What you have to do |
Nothing but the lines from the one containing "Extract the chart's" through the last line should be written out, please, exactly as they stand.

Data shown |
▼▼▼

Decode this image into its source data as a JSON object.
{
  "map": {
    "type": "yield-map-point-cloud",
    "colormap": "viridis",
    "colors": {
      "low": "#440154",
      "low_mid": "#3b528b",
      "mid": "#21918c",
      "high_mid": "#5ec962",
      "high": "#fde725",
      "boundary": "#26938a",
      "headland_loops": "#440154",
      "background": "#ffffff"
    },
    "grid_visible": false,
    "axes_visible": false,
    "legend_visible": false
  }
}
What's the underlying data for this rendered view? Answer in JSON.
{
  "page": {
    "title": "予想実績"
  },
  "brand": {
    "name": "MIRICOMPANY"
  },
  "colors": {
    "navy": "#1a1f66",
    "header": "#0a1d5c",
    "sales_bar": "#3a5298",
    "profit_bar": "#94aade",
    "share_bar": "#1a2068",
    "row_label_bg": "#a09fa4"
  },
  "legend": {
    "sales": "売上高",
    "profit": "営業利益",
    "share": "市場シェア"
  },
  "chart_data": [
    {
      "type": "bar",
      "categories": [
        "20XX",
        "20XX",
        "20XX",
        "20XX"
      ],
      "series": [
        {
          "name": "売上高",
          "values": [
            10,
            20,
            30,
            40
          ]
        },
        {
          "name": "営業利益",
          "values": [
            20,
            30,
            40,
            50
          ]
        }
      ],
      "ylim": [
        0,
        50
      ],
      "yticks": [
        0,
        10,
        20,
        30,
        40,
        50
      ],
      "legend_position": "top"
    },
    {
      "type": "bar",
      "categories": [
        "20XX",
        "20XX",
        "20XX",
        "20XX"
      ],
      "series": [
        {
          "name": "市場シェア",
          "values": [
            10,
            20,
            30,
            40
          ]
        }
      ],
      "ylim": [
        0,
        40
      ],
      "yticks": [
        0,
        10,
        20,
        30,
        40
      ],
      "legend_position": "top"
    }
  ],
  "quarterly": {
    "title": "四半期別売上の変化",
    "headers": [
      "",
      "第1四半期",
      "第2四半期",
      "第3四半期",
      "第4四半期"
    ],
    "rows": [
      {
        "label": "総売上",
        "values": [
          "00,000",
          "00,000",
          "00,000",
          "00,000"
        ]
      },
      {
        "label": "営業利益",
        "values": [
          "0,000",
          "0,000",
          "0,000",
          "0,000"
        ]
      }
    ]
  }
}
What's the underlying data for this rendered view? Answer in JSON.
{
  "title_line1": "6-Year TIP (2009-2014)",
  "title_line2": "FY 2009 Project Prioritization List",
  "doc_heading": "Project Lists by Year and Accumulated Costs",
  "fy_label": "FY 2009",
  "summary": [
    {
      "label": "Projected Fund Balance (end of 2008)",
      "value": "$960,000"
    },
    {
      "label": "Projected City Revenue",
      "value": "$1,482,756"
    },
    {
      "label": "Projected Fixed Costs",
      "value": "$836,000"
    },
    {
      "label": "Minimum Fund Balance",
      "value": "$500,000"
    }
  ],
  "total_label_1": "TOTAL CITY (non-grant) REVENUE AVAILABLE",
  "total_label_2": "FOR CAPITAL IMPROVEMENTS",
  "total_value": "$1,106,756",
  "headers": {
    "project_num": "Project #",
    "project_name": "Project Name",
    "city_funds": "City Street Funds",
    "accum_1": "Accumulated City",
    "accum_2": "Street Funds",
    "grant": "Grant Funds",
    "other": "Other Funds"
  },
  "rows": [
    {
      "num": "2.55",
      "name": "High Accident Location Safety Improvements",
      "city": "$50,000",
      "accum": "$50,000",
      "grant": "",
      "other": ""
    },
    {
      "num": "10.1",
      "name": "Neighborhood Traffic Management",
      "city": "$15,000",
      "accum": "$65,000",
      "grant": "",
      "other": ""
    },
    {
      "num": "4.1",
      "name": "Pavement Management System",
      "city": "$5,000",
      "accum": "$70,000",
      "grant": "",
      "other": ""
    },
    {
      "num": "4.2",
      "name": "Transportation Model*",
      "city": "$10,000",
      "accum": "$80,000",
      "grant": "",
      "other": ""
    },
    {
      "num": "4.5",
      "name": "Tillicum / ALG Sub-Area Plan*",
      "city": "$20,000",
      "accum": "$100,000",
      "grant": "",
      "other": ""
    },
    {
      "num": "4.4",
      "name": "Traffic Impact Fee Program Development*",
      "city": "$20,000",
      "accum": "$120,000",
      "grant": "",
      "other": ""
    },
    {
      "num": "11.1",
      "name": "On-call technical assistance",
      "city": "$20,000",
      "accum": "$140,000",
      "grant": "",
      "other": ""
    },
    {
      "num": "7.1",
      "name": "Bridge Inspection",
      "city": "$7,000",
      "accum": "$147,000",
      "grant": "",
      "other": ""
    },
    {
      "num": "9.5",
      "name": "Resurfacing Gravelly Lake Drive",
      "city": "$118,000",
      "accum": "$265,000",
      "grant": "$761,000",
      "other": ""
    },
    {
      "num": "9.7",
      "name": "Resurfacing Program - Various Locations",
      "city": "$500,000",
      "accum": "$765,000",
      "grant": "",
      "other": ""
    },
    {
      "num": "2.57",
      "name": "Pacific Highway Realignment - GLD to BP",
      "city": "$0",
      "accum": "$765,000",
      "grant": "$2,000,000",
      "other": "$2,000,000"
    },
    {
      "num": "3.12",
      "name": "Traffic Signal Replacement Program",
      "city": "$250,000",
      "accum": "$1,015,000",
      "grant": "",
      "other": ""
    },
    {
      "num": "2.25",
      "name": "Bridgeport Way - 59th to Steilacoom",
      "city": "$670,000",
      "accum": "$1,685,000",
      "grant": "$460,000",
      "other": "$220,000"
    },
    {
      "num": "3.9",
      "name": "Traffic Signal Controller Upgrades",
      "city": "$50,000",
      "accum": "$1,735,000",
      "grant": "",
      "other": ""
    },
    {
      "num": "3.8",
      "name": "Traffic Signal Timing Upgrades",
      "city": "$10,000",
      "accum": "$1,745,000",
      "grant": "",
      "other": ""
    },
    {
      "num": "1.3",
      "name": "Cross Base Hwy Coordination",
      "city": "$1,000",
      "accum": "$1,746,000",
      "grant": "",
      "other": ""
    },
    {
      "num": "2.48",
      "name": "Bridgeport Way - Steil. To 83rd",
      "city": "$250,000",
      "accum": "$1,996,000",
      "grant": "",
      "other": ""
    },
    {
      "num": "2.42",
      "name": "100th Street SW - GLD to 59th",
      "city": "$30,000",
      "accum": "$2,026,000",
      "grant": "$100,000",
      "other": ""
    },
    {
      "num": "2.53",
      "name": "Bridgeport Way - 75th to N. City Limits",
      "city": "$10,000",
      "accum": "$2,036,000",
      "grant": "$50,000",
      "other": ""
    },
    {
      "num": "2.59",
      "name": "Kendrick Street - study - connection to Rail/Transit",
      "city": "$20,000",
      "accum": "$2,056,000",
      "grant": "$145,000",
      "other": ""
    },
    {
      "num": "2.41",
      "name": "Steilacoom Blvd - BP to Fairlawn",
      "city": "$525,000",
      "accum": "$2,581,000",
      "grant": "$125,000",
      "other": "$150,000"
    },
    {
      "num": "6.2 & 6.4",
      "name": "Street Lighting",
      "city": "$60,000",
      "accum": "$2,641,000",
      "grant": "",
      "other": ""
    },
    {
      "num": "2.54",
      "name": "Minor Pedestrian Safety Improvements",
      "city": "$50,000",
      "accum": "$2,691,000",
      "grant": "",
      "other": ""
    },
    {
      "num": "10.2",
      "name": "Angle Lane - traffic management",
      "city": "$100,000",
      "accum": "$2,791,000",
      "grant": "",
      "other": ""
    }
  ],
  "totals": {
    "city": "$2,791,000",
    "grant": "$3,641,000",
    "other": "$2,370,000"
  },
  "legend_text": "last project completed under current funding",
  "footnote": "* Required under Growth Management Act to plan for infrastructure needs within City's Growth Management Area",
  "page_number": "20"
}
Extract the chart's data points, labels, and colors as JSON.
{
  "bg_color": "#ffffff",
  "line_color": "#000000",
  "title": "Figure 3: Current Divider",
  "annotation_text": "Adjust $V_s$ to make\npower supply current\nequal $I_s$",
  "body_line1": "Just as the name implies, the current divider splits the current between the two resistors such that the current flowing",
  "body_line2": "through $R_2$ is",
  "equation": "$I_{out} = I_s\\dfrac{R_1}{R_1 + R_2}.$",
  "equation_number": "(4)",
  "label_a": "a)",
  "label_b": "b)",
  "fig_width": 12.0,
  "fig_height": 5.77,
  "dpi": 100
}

▲▲▲

Full answer |
Extract the chart's data points, labels, and colors as JSON.
{
  "bg_color": "#ffffff",
  "line_color": "#000000",
  "title": "Figure 3: Current Divider",
  "annotation_text": "Adjust $V_s$ to make\npower supply current\nequal $I_s$",
  "body_line1": "Just as the name implies, the current divider splits the current between the two resistors such that the current flowing",
  "body_line2": "through $R_2$ is",
  "equation": "$I_{out} = I_s\\dfrac{R_1}{R_1 + R_2}.$",
  "equation_number": "(4)",
  "label_a": "a)",
  "label_b": "b)",
  "fig_width": 12.0,
  "fig_height": 5.77,
  "dpi": 100
}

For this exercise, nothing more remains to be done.